### DATA FOR THIS EXERCISE
— Begin —

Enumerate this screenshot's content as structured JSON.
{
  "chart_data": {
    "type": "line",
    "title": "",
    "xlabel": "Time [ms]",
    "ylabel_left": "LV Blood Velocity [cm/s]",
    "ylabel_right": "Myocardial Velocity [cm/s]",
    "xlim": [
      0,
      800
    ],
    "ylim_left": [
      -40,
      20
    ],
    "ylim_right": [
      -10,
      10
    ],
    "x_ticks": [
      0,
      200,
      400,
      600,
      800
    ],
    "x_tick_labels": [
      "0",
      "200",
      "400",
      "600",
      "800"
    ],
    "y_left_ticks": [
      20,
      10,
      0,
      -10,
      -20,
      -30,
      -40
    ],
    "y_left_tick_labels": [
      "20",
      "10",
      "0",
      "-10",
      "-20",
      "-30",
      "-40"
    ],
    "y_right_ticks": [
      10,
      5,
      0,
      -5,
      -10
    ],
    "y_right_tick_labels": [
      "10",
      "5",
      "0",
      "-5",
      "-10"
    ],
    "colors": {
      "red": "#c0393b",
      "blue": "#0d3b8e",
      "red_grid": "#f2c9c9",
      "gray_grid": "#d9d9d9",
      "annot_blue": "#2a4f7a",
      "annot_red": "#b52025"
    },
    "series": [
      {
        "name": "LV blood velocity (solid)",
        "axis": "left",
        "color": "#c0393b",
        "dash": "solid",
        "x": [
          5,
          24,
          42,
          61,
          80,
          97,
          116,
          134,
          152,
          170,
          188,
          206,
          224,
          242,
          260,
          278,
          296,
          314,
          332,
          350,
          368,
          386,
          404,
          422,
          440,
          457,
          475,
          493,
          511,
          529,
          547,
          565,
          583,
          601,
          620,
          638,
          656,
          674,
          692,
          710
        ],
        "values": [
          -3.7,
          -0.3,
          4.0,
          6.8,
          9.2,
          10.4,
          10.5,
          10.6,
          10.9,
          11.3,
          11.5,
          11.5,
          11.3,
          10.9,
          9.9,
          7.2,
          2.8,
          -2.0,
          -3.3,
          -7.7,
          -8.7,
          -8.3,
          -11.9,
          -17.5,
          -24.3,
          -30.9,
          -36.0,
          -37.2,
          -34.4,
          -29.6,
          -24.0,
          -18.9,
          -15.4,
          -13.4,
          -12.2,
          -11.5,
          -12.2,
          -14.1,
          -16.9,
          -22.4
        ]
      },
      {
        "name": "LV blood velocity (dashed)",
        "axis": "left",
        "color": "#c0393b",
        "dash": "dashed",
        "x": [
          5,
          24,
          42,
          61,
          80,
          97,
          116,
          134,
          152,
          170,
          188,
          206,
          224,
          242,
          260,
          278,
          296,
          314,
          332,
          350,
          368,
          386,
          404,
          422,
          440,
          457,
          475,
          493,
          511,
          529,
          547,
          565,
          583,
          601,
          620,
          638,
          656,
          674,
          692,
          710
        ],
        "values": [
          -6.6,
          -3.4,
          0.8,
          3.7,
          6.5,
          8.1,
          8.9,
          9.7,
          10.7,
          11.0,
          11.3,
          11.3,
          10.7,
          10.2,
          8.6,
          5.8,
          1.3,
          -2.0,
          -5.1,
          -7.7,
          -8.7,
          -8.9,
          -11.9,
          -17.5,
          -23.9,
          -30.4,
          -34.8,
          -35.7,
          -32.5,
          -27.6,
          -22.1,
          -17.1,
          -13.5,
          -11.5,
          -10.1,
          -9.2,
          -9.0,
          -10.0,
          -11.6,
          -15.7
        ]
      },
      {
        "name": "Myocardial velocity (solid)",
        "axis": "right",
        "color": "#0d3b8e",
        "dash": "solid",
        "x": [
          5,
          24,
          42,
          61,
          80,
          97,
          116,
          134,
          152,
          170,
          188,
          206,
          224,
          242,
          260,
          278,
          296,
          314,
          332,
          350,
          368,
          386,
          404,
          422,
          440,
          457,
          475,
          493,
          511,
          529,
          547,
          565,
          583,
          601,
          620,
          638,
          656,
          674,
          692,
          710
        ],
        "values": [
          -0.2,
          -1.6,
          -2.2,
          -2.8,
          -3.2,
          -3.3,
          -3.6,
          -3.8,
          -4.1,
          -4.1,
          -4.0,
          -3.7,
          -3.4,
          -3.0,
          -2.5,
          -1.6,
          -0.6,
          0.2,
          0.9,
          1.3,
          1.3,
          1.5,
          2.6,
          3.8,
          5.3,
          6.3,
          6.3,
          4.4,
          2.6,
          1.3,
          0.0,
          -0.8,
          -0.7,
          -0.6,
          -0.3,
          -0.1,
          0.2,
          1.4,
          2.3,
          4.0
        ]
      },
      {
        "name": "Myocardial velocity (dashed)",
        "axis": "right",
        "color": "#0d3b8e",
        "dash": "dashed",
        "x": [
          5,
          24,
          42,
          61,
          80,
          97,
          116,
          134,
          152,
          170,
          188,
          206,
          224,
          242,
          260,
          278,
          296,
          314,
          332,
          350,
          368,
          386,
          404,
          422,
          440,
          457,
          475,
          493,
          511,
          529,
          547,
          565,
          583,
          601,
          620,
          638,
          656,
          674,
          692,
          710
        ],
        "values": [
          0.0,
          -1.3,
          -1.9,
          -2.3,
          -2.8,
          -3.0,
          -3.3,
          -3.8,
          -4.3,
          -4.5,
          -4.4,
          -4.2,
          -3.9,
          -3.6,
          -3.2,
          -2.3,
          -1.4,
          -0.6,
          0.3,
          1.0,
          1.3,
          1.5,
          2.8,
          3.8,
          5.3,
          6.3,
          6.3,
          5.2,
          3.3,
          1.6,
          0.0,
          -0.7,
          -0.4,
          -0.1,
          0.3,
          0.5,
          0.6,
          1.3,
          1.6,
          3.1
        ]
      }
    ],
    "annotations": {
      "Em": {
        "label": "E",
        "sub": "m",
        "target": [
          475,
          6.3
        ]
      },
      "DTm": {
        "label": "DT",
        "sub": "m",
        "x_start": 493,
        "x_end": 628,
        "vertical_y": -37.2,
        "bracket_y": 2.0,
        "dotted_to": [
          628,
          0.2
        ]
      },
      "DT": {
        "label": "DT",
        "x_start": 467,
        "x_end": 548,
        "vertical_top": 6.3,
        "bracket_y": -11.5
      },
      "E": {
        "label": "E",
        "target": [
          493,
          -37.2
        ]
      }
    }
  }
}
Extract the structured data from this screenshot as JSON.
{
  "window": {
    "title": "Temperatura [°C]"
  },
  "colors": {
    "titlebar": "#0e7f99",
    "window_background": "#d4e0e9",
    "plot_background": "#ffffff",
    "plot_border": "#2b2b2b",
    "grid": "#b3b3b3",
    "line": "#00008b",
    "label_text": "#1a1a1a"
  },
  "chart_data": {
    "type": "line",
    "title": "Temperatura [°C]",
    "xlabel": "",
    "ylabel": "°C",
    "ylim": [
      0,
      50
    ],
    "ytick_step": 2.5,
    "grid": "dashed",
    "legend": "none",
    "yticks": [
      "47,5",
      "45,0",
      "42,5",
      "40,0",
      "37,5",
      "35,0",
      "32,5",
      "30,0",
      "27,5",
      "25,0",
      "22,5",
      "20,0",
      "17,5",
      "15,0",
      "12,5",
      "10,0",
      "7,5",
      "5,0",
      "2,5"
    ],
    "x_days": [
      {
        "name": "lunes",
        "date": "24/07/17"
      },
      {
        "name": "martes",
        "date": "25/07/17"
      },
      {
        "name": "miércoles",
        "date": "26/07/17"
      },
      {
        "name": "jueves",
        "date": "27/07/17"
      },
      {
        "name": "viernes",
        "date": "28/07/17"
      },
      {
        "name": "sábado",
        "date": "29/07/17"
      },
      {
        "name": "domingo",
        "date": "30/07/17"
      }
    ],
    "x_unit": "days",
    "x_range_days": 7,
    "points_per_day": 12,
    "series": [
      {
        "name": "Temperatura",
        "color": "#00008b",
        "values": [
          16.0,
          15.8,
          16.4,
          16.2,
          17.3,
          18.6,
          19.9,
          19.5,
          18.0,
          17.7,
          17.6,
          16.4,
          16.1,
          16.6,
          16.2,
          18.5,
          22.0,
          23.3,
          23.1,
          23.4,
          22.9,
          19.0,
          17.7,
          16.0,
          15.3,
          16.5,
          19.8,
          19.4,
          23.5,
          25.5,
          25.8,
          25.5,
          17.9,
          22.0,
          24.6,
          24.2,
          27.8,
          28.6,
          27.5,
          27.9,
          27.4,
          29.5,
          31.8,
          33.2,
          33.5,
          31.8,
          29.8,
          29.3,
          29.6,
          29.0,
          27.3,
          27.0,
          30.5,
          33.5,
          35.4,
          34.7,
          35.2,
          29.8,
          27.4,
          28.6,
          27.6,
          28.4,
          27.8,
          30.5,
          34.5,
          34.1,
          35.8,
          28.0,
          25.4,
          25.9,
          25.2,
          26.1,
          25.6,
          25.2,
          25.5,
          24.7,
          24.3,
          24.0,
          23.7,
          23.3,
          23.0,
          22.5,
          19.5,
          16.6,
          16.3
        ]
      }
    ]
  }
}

— End —

Lines that hold the word "screenshot" are the ones to return, every one of them.

### CORRECT RESULT
Enumerate this screenshot's content as structured JSON.
Extract the structured data from this screenshot as JSON.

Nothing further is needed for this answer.